→ **Task objective**
Copy out the data below as written; omit any images.

┌──

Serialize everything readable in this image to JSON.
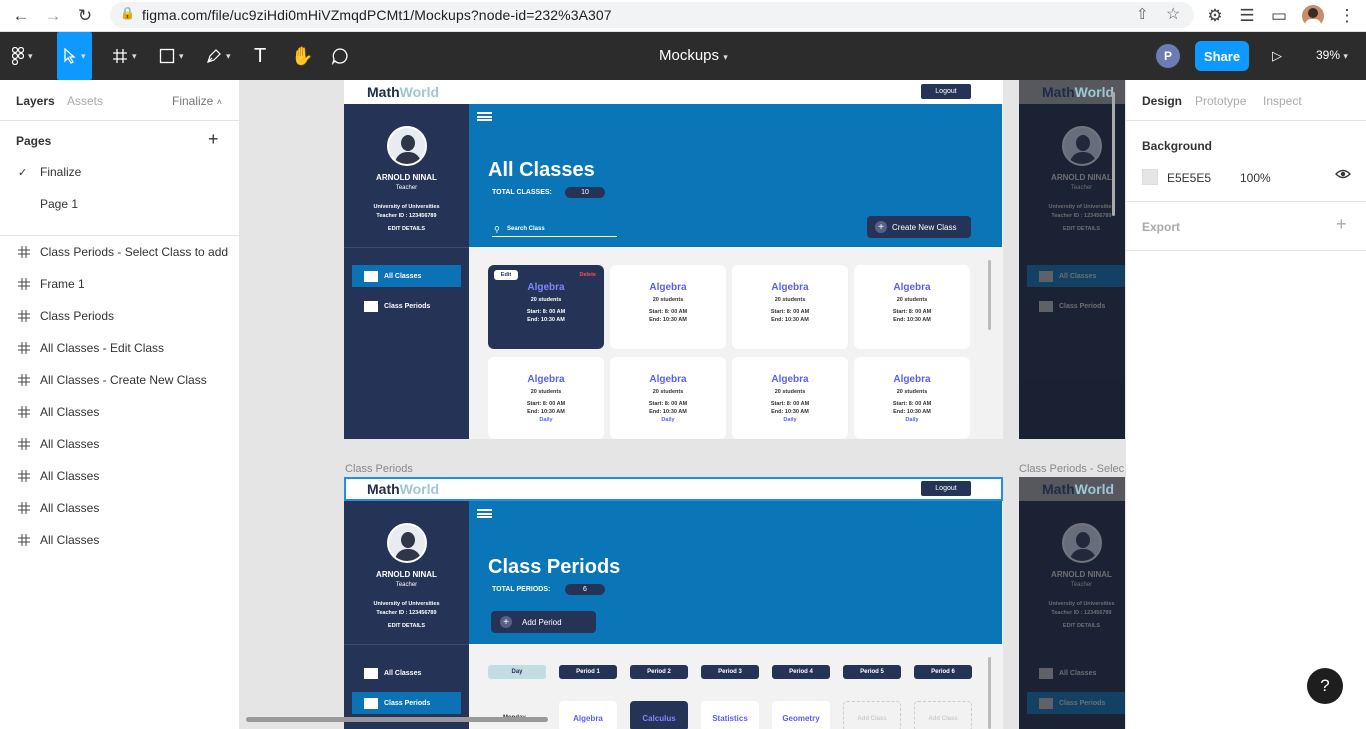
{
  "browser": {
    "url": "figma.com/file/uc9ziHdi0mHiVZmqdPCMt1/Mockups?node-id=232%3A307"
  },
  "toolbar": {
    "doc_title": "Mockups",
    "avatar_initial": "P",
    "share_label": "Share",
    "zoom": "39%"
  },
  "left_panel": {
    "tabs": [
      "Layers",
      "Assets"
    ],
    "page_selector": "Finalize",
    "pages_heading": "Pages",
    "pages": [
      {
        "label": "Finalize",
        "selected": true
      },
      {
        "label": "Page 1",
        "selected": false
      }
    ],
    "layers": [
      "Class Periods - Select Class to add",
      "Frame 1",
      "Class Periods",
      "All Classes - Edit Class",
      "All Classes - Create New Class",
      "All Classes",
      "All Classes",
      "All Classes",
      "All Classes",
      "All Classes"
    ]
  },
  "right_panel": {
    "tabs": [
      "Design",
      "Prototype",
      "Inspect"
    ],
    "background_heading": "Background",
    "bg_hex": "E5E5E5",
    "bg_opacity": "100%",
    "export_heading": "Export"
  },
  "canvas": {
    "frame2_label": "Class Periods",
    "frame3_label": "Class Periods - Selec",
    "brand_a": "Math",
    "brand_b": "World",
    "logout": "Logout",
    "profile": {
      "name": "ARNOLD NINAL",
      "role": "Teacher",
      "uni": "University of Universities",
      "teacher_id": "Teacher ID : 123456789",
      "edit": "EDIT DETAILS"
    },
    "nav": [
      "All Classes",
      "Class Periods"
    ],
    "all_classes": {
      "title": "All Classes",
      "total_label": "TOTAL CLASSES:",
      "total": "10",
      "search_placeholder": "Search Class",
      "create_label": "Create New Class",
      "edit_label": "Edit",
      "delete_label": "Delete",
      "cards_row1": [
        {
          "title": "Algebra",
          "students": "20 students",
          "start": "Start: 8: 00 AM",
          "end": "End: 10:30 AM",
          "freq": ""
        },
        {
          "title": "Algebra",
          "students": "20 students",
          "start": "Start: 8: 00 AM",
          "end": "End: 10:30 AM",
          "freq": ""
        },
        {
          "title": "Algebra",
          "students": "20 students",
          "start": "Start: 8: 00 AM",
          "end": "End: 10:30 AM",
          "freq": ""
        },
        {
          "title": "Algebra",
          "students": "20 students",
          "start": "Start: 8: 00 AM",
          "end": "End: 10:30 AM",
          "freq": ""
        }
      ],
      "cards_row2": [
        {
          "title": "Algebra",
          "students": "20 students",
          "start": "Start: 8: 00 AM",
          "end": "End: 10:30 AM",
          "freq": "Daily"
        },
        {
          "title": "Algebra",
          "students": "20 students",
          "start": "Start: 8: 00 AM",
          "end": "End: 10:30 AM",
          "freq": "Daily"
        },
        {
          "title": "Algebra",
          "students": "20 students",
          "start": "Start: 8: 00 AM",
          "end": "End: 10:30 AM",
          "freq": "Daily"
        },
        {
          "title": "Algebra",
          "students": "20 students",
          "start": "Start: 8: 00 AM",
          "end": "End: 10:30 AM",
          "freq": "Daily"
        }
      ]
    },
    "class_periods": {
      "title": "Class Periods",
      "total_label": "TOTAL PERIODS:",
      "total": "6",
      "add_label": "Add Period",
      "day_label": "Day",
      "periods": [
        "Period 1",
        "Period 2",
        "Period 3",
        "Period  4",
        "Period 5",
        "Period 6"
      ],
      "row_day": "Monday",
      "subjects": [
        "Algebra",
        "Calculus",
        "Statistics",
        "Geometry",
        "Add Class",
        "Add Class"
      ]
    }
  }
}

└──

→ **Solution to this exercise**
Serialize everything readable in this image to JSON.
{
  "browser": {
    "url": "figma.com/file/uc9ziHdi0mHiVZmqdPCMt1/Mockups?node-id=232%3A307"
  },
  "toolbar": {
    "doc_title": "Mockups",
    "avatar_initial": "P",
    "share_label": "Share",
    "zoom": "39%"
  },
  "left_panel": {
    "tabs": [
      "Layers",
      "Assets"
    ],
    "page_selector": "Finalize",
    "pages_heading": "Pages",
    "pages": [
      {
        "label": "Finalize",
        "selected": true
      },
      {
        "label": "Page 1",
        "selected": false
      }
    ],
    "layers": [
      "Class Periods - Select Class to add",
      "Frame 1",
      "Class Periods",
      "All Classes - Edit Class",
      "All Classes - Create New Class",
      "All Classes",
      "All Classes",
      "All Classes",
      "All Classes",
      "All Classes"
    ]
  },
  "right_panel": {
    "tabs": [
      "Design",
      "Prototype",
      "Inspect"
    ],
    "background_heading": "Background",
    "bg_hex": "E5E5E5",
    "bg_opacity": "100%",
    "export_heading": "Export"
  },
  "canvas": {
    "frame2_label": "Class Periods",
    "frame3_label": "Class Periods - Selec",
    "brand_a": "Math",
    "brand_b": "World",
    "logout": "Logout",
    "profile": {
      "name": "ARNOLD NINAL",
      "role": "Teacher",
      "uni": "University of Universities",
      "teacher_id": "Teacher ID : 123456789",
      "edit": "EDIT DETAILS"
    },
    "nav": [
      "All Classes",
      "Class Periods"
    ],
    "all_classes": {
      "title": "All Classes",
      "total_label": "TOTAL CLASSES:",
      "total": "10",
      "search_placeholder": "Search Class",
      "create_label": "Create New Class",
      "edit_label": "Edit",
      "delete_label": "Delete",
      "cards_row1": [
        {
          "title": "Algebra",
          "students": "20 students",
          "start": "Start: 8: 00 AM",
          "end": "End: 10:30 AM",
          "freq": ""
        },
        {
          "title": "Algebra",
          "students": "20 students",
          "start": "Start: 8: 00 AM",
          "end": "End: 10:30 AM",
          "freq": ""
        },
        {
          "title": "Algebra",
          "students": "20 students",
          "start": "Start: 8: 00 AM",
          "end": "End: 10:30 AM",
          "freq": ""
        },
        {
          "title": "Algebra",
          "students": "20 students",
          "start": "Start: 8: 00 AM",
          "end": "End: 10:30 AM",
          "freq": ""
        }
      ],
      "cards_row2": [
        {
          "title": "Algebra",
          "students": "20 students",
          "start": "Start: 8: 00 AM",
          "end": "End: 10:30 AM",
          "freq": "Daily"
        },
        {
          "title": "Algebra",
          "students": "20 students",
          "start": "Start: 8: 00 AM",
          "end": "End: 10:30 AM",
          "freq": "Daily"
        },
        {
          "title": "Algebra",
          "students": "20 students",
          "start": "Start: 8: 00 AM",
          "end": "End: 10:30 AM",
          "freq": "Daily"
        },
        {
          "title": "Algebra",
          "students": "20 students",
          "start": "Start: 8: 00 AM",
          "end": "End: 10:30 AM",
          "freq": "Daily"
        }
      ]
    },
    "class_periods": {
      "title": "Class Periods",
      "total_label": "TOTAL PERIODS:",
      "total": "6",
      "add_label": "Add Period",
      "day_label": "Day",
      "periods": [
        "Period 1",
        "Period 2",
        "Period 3",
        "Period  4",
        "Period 5",
        "Period 6"
      ],
      "row_day": "Monday",
      "subjects": [
        "Algebra",
        "Calculus",
        "Statistics",
        "Geometry",
        "Add Class",
        "Add Class"
      ]
    }
  }
}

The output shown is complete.